= Vijaya Mohana Muktamba Bai =

Indian royal

Vijaya Mohana Muktamba Bai Ammani Raje Sahib Chhatrapati CI (1846 - 31 January 1885) or Vijaya Mohana Mutumbar Bai as per British records, was a member of the Marathi Bhonsle royal family who succeeded Shivaji as the ruler of the princely state of Tanjore. However, her position was purely titular and apart from customary privileges, she had little authority.

== Early life ==
Vijaya Bai was the second daughter of Shivaji, the last Maratha ruler of Tanjore and Kamakshi Bai, the queen of Tanjore and was born in 1846. She became the heir-apparent on the death of her elder sister Rajasa Boje Ammanee Rajur Bai.

== Shivaji's death and British annexation of Tanjore ==
Shivaji died in 1855. In the absence of a natural male heir to the throne, Tanjore was annexed by the British East India Company as per the newly constituted Doctrine of Lapse.

....................

_EXERCISE INSTRUCTIONS_
- 1) In the biography of Vijaya Mohana Muktamba Bai, whose death made her heir-apparent?
- 2) Write the next part of the biography of Vijaya Mohana Muktamba Bai, picking up after its final sentence.
The data after this point is separate material and has no connection to the biography of Vijaya Mohana Muktamba Bai.

....................

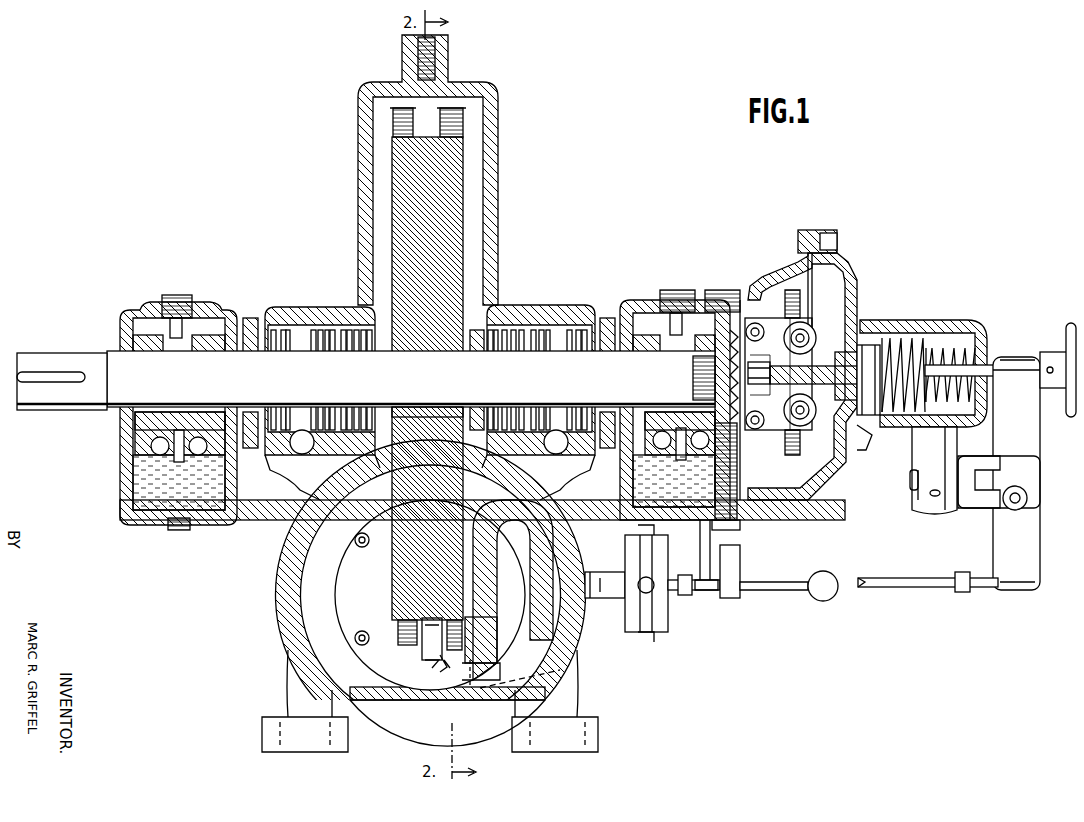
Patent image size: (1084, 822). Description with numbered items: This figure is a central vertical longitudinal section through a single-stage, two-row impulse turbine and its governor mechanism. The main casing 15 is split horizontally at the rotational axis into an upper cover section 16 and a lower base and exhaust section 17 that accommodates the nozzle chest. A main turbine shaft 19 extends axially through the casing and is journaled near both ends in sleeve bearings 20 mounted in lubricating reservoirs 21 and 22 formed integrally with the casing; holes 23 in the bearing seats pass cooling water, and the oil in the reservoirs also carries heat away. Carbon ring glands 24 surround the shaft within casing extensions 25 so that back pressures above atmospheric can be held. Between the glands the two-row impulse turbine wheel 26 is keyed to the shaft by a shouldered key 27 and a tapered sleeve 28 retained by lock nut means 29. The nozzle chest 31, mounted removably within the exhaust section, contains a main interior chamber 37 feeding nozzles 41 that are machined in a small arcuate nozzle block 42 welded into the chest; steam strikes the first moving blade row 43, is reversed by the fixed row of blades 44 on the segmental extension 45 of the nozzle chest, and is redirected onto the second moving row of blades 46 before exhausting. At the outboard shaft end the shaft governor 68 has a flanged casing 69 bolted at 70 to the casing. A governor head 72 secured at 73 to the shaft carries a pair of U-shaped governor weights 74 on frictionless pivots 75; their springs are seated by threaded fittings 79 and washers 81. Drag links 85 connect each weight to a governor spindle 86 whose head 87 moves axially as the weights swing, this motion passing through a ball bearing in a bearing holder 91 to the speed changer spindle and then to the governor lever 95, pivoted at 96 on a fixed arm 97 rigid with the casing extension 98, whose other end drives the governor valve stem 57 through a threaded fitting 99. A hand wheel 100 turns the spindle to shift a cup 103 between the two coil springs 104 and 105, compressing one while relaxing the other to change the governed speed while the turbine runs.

The main casing 15 is at (271, 587).
The upper cover section 16 is at (498, 190).
The lower base and exhaust section 17 is at (297, 622).
The main turbine shaft 19 is at (120, 370).
The sleeve bearings 20 is at (138, 422).
The lubricating reservoir 21 is at (150, 478).
The lubricating reservoir 22 is at (645, 480).
The water cooling holes 23 is at (190, 448).
The carbon ring glands 24 is at (320, 335).
The casing extensions 25 is at (272, 312).
The two-row impulse turbine wheel 26 is at (400, 190).
The shouldered key 27 is at (392, 386).
The tapered sleeve 28 is at (425, 412).
The lock nut means 29 is at (498, 325).
The nozzle chest 31 is at (540, 610).
The main interior chamber 37 is at (545, 662).
The nozzles 41 is at (472, 685).
The arcuate nozzle block 42 is at (495, 622).
The first moving blade row 43 is at (470, 625).
The fixed row of blades 44 is at (428, 660).
The segmental extension 45 is at (445, 668).
The second moving row of blades 46 is at (393, 123).
The governor valve stem 57 is at (878, 590).
The shaft governor 68 is at (828, 300).
The flanged casing 69 is at (857, 288).
The bolts 70 is at (840, 240).
The governor head 72 is at (730, 335).
The securing means 73 is at (698, 380).
The governor weights 74 is at (770, 326).
The frictionless pivots 75 is at (754, 322).
The screw-threaded fittings 79 is at (793, 288).
The washers 81 is at (820, 320).
The drag links 85 is at (762, 362).
The governor spindle 86 is at (812, 372).
The spindle head 87 is at (830, 396).
The bearing holder 91 is at (862, 432).
The governor lever 95 is at (1035, 548).
The pivot 96 is at (1030, 498).
The fixed arm 97 is at (922, 498).
The casing extension 98 is at (955, 322).
The screw-threaded fitting 99 is at (966, 594).
The hand wheel 100 is at (1076, 415).
The cup 103 is at (912, 336).
The coil spring 104 is at (985, 365).
The coil spring 105 is at (903, 418).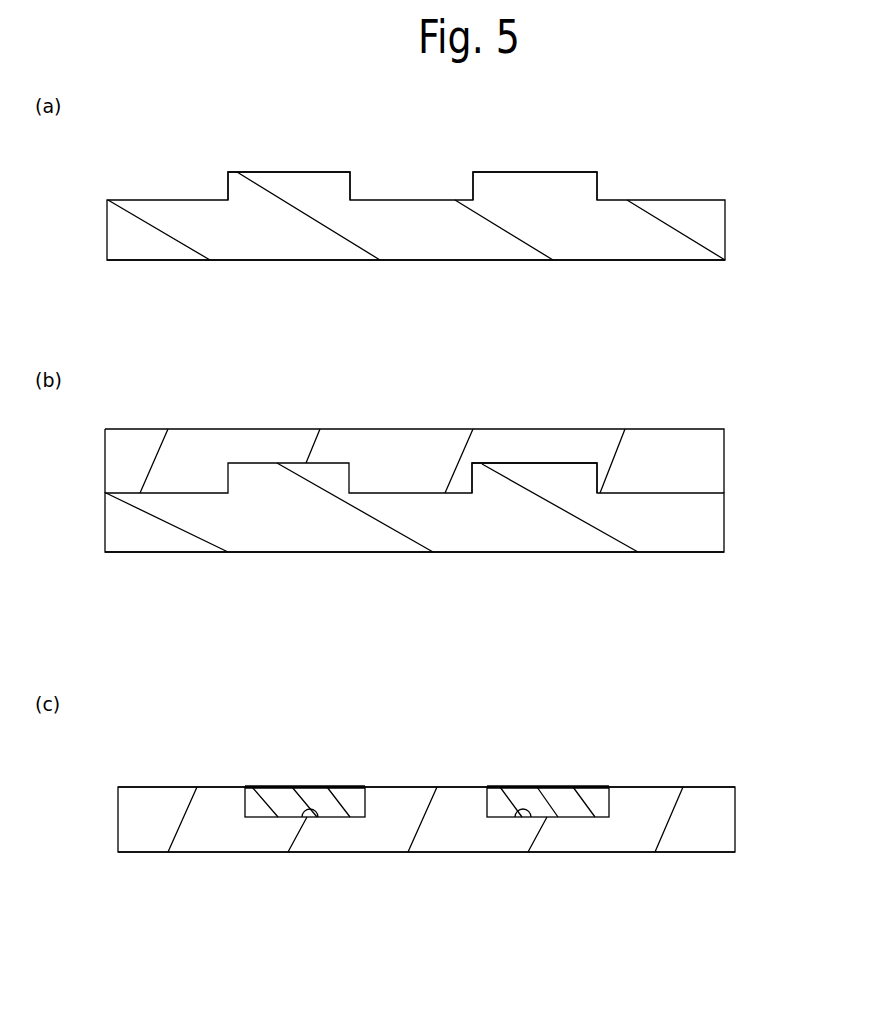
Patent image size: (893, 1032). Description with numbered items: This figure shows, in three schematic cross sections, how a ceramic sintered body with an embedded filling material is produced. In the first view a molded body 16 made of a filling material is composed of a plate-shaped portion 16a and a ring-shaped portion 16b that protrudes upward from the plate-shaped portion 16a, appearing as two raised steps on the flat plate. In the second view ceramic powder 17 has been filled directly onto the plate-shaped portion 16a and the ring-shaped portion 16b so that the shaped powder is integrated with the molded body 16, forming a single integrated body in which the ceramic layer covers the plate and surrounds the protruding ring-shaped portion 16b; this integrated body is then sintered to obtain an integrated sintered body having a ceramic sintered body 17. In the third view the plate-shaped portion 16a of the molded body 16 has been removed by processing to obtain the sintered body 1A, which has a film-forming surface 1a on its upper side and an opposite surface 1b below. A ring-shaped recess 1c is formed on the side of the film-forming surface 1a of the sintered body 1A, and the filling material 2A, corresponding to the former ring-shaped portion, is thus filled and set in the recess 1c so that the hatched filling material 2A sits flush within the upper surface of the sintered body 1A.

The molded body 16 is at (730, 211).
The plate-shaped portion 16a is at (712, 243).
The ring-shaped portion 16b is at (282, 180).
The ceramic powder 17 is at (702, 454).
The ceramic sintered body 1A is at (720, 820).
The film-forming surface 1a is at (653, 787).
The back surface of substrate 1b is at (630, 853).
The ring-shaped recess 1c is at (318, 812).
The filling material 2A is at (255, 803).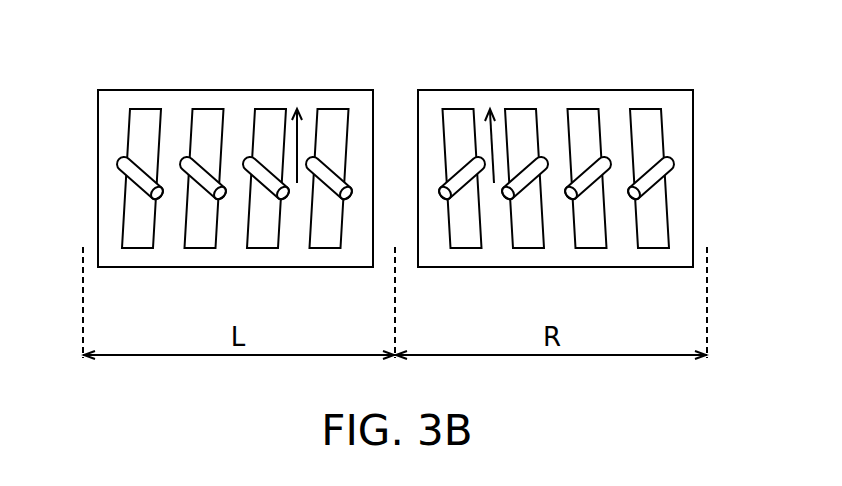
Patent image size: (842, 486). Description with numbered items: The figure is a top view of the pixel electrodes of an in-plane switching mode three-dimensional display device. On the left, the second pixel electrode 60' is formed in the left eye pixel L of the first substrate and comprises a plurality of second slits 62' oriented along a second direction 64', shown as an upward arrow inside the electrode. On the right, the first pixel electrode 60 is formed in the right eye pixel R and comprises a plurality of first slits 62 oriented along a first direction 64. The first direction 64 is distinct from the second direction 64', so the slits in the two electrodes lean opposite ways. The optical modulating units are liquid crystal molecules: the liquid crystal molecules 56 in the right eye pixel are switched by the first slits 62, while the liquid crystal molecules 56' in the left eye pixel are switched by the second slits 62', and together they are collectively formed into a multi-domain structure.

The second pixel electrode 60' is at (234, 149).
The second slits 62' is at (235, 139).
The second direction 64' is at (316, 107).
The second optical modulating unit 56' is at (193, 170).
The first pixel electrode 60 is at (556, 149).
The first slits 62 is at (556, 139).
The first direction 64 is at (474, 107).
The first optical modulating unit 56 is at (597, 170).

....................

_RESULTS_
- 1) The death of her elder sister, Rajasa Boje Ammanee Rajur Bai.

- 2)
Nine-year-old Vijaya Bai assumed the title of Queen of Tanjore on 31 October 1855 after the British refused to recognise the claims of Serfoji III, an adopted son of Shivaji II, but she had little authority in the kingdom apart from certain customary privileges. The dispossessed queen fought an unsuccessful legal battle to get her authority restored.

== Personal life ==
With the permission of the Madras government, Vijaya Bai married Sakharam Saheb, the prince of Kolhapur and the widower of Princess Rajur Bai in about 1859. She adopted Shambusinghji Rao.

== Honours ==
Muktamba Bai was granted a personal salute of 13 guns on 8 December 1874. She was awarded the Prince of Wales' gold medal in 1876 and the Empress of India Medal in gold in 1877. Muktamba Bai was appointed to the Order of the Crown of India in the New Year Honours' List of 1878.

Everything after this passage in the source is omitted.